**Your objective:**
Nothing other than the lines from the one containing "Transcribe the text in this document." through the close of the entries below should be printed, each exactly.

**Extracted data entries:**
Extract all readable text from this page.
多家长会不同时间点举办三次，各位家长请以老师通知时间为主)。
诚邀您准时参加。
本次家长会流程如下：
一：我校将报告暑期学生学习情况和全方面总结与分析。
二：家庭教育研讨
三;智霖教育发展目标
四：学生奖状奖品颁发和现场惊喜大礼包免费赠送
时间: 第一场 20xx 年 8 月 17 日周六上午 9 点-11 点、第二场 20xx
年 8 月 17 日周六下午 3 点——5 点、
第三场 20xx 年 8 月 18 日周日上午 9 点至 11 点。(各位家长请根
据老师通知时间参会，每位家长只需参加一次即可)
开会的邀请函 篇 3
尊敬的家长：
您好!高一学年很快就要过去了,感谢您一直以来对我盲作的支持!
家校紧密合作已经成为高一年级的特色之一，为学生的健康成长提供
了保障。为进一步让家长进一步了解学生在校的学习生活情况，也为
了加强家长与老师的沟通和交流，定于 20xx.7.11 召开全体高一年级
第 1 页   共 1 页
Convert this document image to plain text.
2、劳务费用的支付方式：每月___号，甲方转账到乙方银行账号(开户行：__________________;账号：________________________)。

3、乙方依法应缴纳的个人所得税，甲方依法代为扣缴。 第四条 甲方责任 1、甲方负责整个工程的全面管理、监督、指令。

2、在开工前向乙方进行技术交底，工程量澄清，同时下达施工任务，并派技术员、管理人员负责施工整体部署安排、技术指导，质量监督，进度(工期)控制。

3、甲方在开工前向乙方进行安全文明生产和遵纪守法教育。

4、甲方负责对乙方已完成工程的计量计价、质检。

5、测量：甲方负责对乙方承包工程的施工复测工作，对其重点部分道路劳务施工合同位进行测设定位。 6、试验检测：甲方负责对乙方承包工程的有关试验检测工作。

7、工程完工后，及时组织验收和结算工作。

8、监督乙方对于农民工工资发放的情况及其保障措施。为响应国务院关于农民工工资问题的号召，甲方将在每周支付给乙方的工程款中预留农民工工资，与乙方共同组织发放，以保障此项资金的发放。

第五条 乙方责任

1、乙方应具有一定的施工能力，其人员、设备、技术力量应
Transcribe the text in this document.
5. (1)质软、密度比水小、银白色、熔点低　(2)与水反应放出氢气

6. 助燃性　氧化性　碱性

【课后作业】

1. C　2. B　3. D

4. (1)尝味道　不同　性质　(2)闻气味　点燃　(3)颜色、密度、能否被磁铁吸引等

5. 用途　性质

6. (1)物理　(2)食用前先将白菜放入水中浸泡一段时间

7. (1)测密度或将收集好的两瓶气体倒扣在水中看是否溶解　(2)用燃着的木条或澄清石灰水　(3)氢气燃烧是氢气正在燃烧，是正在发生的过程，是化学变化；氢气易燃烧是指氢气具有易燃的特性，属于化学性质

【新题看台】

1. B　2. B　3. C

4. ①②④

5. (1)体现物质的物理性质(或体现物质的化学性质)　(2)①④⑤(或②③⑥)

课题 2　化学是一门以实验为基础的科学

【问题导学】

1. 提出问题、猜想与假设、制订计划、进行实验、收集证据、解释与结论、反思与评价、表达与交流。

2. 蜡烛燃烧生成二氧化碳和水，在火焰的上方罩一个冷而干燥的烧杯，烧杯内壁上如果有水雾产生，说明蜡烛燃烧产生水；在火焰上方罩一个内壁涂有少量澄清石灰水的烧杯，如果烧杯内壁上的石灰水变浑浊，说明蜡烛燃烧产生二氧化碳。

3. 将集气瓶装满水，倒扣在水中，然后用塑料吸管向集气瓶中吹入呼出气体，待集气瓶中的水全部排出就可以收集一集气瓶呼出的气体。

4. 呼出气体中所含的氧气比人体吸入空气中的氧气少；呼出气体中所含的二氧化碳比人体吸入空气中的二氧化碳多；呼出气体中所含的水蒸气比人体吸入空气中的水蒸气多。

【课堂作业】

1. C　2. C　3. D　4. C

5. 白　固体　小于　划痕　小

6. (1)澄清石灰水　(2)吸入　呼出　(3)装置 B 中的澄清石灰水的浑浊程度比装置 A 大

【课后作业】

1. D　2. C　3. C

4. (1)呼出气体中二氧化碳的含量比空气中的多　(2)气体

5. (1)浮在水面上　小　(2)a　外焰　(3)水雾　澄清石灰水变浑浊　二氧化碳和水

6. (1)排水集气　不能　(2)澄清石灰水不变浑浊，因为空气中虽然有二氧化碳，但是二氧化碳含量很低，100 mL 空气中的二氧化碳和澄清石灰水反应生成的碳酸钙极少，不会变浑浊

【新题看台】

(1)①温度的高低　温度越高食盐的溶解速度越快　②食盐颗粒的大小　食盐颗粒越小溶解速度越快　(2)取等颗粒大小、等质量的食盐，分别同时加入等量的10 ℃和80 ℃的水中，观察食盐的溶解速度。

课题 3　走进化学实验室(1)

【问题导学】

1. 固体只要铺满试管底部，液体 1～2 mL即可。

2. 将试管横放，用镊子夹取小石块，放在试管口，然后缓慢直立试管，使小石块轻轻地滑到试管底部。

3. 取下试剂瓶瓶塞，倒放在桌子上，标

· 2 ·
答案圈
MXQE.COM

**Response to this task:**
Transcribe the text in this document.
5. (1)质软、密度比水小、银白色、熔点低　(2)与水反应放出氢气

6. 助燃性　氧化性　碱性

【课后作业】

1. C　2. B　3. D

4. (1)尝味道　不同　性质　(2)闻气味　点燃　(3)颜色、密度、能否被磁铁吸引等

5. 用途　性质

6. (1)物理　(2)食用前先将白菜放入水中浸泡一段时间

7. (1)测密度或将收集好的两瓶气体倒扣在水中看是否溶解　(2)用燃着的木条或澄清石灰水　(3)氢气燃烧是氢气正在燃烧，是正在发生的过程，是化学变化；氢气易燃烧是指氢气具有易燃的特性，属于化学性质

【新题看台】

1. B　2. B　3. C

4. ①②④

5. (1)体现物质的物理性质(或体现物质的化学性质)　(2)①④⑤(或②③⑥)

课题 2　化学是一门以实验为基础的科学

【问题导学】

1. 提出问题、猜想与假设、制订计划、进行实验、收集证据、解释与结论、反思与评价、表达与交流。

2. 蜡烛燃烧生成二氧化碳和水，在火焰的上方罩一个冷而干燥的烧杯，烧杯内壁上如果有水雾产生，说明蜡烛燃烧产生水；在火焰上方罩一个内壁涂有少量澄清石灰水的烧杯，如果烧杯内壁上的石灰水变浑浊，说明蜡烛燃烧产生二氧化碳。

3. 将集气瓶装满水，倒扣在水中，然后用塑料吸管向集气瓶中吹入呼出气体，待集气瓶中的水全部排出就可以收集一集气瓶呼出的气体。

4. 呼出气体中所含的氧气比人体吸入空气中的氧气少；呼出气体中所含的二氧化碳比人体吸入空气中的二氧化碳多；呼出气体中所含的水蒸气比人体吸入空气中的水蒸气多。

【课堂作业】

1. C　2. C　3. D　4. C

5. 白　固体　小于　划痕　小

6. (1)澄清石灰水　(2)吸入　呼出　(3)装置 B 中的澄清石灰水的浑浊程度比装置 A 大

【课后作业】

1. D　2. C　3. C

4. (1)呼出气体中二氧化碳的含量比空气中的多　(2)气体

5. (1)浮在水面上　小　(2)a　外焰　(3)水雾　澄清石灰水变浑浊　二氧化碳和水

6. (1)排水集气　不能　(2)澄清石灰水不变浑浊，因为空气中虽然有二氧化碳，但是二氧化碳含量很低，100 mL 空气中的二氧化碳和澄清石灰水反应生成的碳酸钙极少，不会变浑浊

【新题看台】

(1)①温度的高低　温度越高食盐的溶解速度越快　②食盐颗粒的大小　食盐颗粒越小溶解速度越快　(2)取等颗粒大小、等质量的食盐，分别同时加入等量的10 ℃和80 ℃的水中，观察食盐的溶解速度。

课题 3　走进化学实验室(1)

【问题导学】

1. 固体只要铺满试管底部，液体 1～2 mL即可。

2. 将试管横放，用镊子夹取小石块，放在试管口，然后缓慢直立试管，使小石块轻轻地滑到试管底部。

3. 取下试剂瓶瓶塞，倒放在桌子上，标

· 2 ·
答案圈
MXQE.COM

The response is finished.